-- Required task --
Quote all lines below exactly. Images stay out.

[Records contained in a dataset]
--*--
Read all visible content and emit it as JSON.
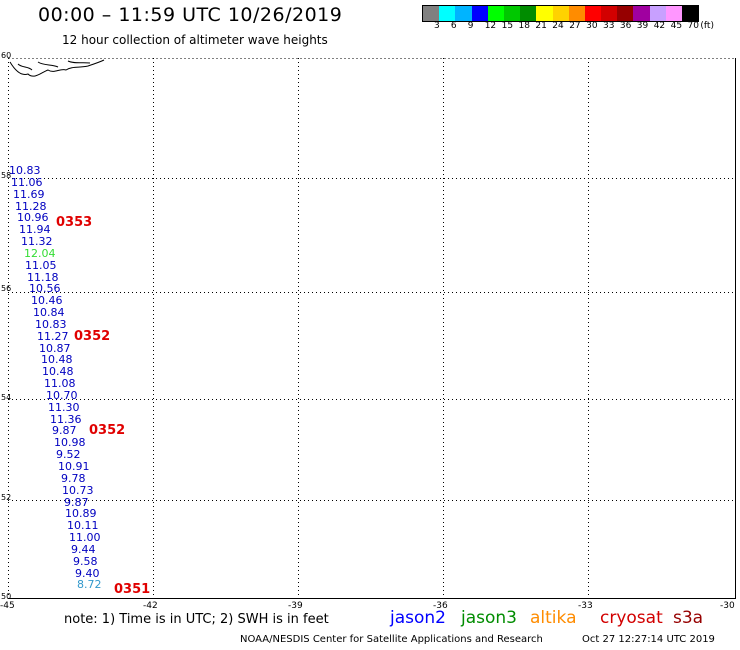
{
  "header": {
    "title": "00:00 – 11:59 UTC 10/26/2019",
    "subtitle": "12 hour collection of altimeter wave heights"
  },
  "legend": {
    "colors": [
      "#808080",
      "#00ffff",
      "#00b4ff",
      "#0000ff",
      "#00ff00",
      "#00c800",
      "#008c00",
      "#ffff00",
      "#ffd200",
      "#ff8c00",
      "#ff0000",
      "#d20000",
      "#960000",
      "#a000a0",
      "#c8a0ff",
      "#ff96ff",
      "#000000"
    ],
    "ticks": [
      "3",
      "6",
      "9",
      "12",
      "15",
      "18",
      "21",
      "24",
      "27",
      "30",
      "33",
      "36",
      "39",
      "42",
      "45",
      "70"
    ],
    "unit": "(ft)"
  },
  "map": {
    "lat_labels": [
      "60",
      "58",
      "56",
      "54",
      "52",
      "50"
    ],
    "lon_labels": [
      "-45",
      "-42",
      "-39",
      "-36",
      "-33",
      "-30"
    ]
  },
  "observations": [
    {
      "v": "10.83",
      "c": "#0000c0"
    },
    {
      "v": "11.06",
      "c": "#0000c0"
    },
    {
      "v": "11.69",
      "c": "#0000c0"
    },
    {
      "v": "11.28",
      "c": "#0000c0"
    },
    {
      "v": "10.96",
      "c": "#0000c0"
    },
    {
      "v": "11.94",
      "c": "#0000c0"
    },
    {
      "v": "11.32",
      "c": "#0000c0"
    },
    {
      "v": "12.04",
      "c": "#33dd33"
    },
    {
      "v": "11.05",
      "c": "#0000c0"
    },
    {
      "v": "11.18",
      "c": "#0000c0"
    },
    {
      "v": "10.56",
      "c": "#0000c0"
    },
    {
      "v": "10.46",
      "c": "#0000c0"
    },
    {
      "v": "10.84",
      "c": "#0000c0"
    },
    {
      "v": "10.83",
      "c": "#0000c0"
    },
    {
      "v": "11.27",
      "c": "#0000c0"
    },
    {
      "v": "10.87",
      "c": "#0000c0"
    },
    {
      "v": "10.48",
      "c": "#0000c0"
    },
    {
      "v": "10.48",
      "c": "#0000c0"
    },
    {
      "v": "11.08",
      "c": "#0000c0"
    },
    {
      "v": "10.70",
      "c": "#0000c0"
    },
    {
      "v": "11.30",
      "c": "#0000c0"
    },
    {
      "v": "11.36",
      "c": "#0000c0"
    },
    {
      "v": "9.87",
      "c": "#0000c0"
    },
    {
      "v": "10.98",
      "c": "#0000c0"
    },
    {
      "v": "9.52",
      "c": "#0000c0"
    },
    {
      "v": "10.91",
      "c": "#0000c0"
    },
    {
      "v": "9.78",
      "c": "#0000c0"
    },
    {
      "v": "10.73",
      "c": "#0000c0"
    },
    {
      "v": "9.87",
      "c": "#0000c0"
    },
    {
      "v": "10.89",
      "c": "#0000c0"
    },
    {
      "v": "10.11",
      "c": "#0000c0"
    },
    {
      "v": "11.00",
      "c": "#0000c0"
    },
    {
      "v": "9.44",
      "c": "#0000c0"
    },
    {
      "v": "9.58",
      "c": "#0000c0"
    },
    {
      "v": "9.40",
      "c": "#0000c0"
    },
    {
      "v": "8.72",
      "c": "#3399cc"
    }
  ],
  "pass_labels": [
    "0353",
    "0352",
    "0352",
    "0351"
  ],
  "footer": {
    "note": "note: 1) Time is in UTC; 2) SWH is in feet",
    "satellites": [
      {
        "name": "jason2",
        "color": "#0000ff"
      },
      {
        "name": "jason3",
        "color": "#008c00"
      },
      {
        "name": "altika",
        "color": "#ff8c00"
      },
      {
        "name": "cryosat",
        "color": "#d20000"
      },
      {
        "name": "s3a",
        "color": "#960000"
      }
    ],
    "credit": "NOAA/NESDIS Center for Satellite Applications and Research",
    "timestamp": "Oct 27 12:27:14 UTC 2019"
  }
}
--*--
-- Task result --
Read all visible content and emit it as JSON.
{
  "header": {
    "title": "00:00 – 11:59 UTC 10/26/2019",
    "subtitle": "12 hour collection of altimeter wave heights"
  },
  "legend": {
    "colors": [
      "#808080",
      "#00ffff",
      "#00b4ff",
      "#0000ff",
      "#00ff00",
      "#00c800",
      "#008c00",
      "#ffff00",
      "#ffd200",
      "#ff8c00",
      "#ff0000",
      "#d20000",
      "#960000",
      "#a000a0",
      "#c8a0ff",
      "#ff96ff",
      "#000000"
    ],
    "ticks": [
      "3",
      "6",
      "9",
      "12",
      "15",
      "18",
      "21",
      "24",
      "27",
      "30",
      "33",
      "36",
      "39",
      "42",
      "45",
      "70"
    ],
    "unit": "(ft)"
  },
  "map": {
    "lat_labels": [
      "60",
      "58",
      "56",
      "54",
      "52",
      "50"
    ],
    "lon_labels": [
      "-45",
      "-42",
      "-39",
      "-36",
      "-33",
      "-30"
    ]
  },
  "observations": [
    {
      "v": "10.83",
      "c": "#0000c0"
    },
    {
      "v": "11.06",
      "c": "#0000c0"
    },
    {
      "v": "11.69",
      "c": "#0000c0"
    },
    {
      "v": "11.28",
      "c": "#0000c0"
    },
    {
      "v": "10.96",
      "c": "#0000c0"
    },
    {
      "v": "11.94",
      "c": "#0000c0"
    },
    {
      "v": "11.32",
      "c": "#0000c0"
    },
    {
      "v": "12.04",
      "c": "#33dd33"
    },
    {
      "v": "11.05",
      "c": "#0000c0"
    },
    {
      "v": "11.18",
      "c": "#0000c0"
    },
    {
      "v": "10.56",
      "c": "#0000c0"
    },
    {
      "v": "10.46",
      "c": "#0000c0"
    },
    {
      "v": "10.84",
      "c": "#0000c0"
    },
    {
      "v": "10.83",
      "c": "#0000c0"
    },
    {
      "v": "11.27",
      "c": "#0000c0"
    },
    {
      "v": "10.87",
      "c": "#0000c0"
    },
    {
      "v": "10.48",
      "c": "#0000c0"
    },
    {
      "v": "10.48",
      "c": "#0000c0"
    },
    {
      "v": "11.08",
      "c": "#0000c0"
    },
    {
      "v": "10.70",
      "c": "#0000c0"
    },
    {
      "v": "11.30",
      "c": "#0000c0"
    },
    {
      "v": "11.36",
      "c": "#0000c0"
    },
    {
      "v": "9.87",
      "c": "#0000c0"
    },
    {
      "v": "10.98",
      "c": "#0000c0"
    },
    {
      "v": "9.52",
      "c": "#0000c0"
    },
    {
      "v": "10.91",
      "c": "#0000c0"
    },
    {
      "v": "9.78",
      "c": "#0000c0"
    },
    {
      "v": "10.73",
      "c": "#0000c0"
    },
    {
      "v": "9.87",
      "c": "#0000c0"
    },
    {
      "v": "10.89",
      "c": "#0000c0"
    },
    {
      "v": "10.11",
      "c": "#0000c0"
    },
    {
      "v": "11.00",
      "c": "#0000c0"
    },
    {
      "v": "9.44",
      "c": "#0000c0"
    },
    {
      "v": "9.58",
      "c": "#0000c0"
    },
    {
      "v": "9.40",
      "c": "#0000c0"
    },
    {
      "v": "8.72",
      "c": "#3399cc"
    }
  ],
  "pass_labels": [
    "0353",
    "0352",
    "0352",
    "0351"
  ],
  "footer": {
    "note": "note: 1) Time is in UTC; 2) SWH is in feet",
    "satellites": [
      {
        "name": "jason2",
        "color": "#0000ff"
      },
      {
        "name": "jason3",
        "color": "#008c00"
      },
      {
        "name": "altika",
        "color": "#ff8c00"
      },
      {
        "name": "cryosat",
        "color": "#d20000"
      },
      {
        "name": "s3a",
        "color": "#960000"
      }
    ],
    "credit": "NOAA/NESDIS Center for Satellite Applications and Research",
    "timestamp": "Oct 27 12:27:14 UTC 2019"
  }
}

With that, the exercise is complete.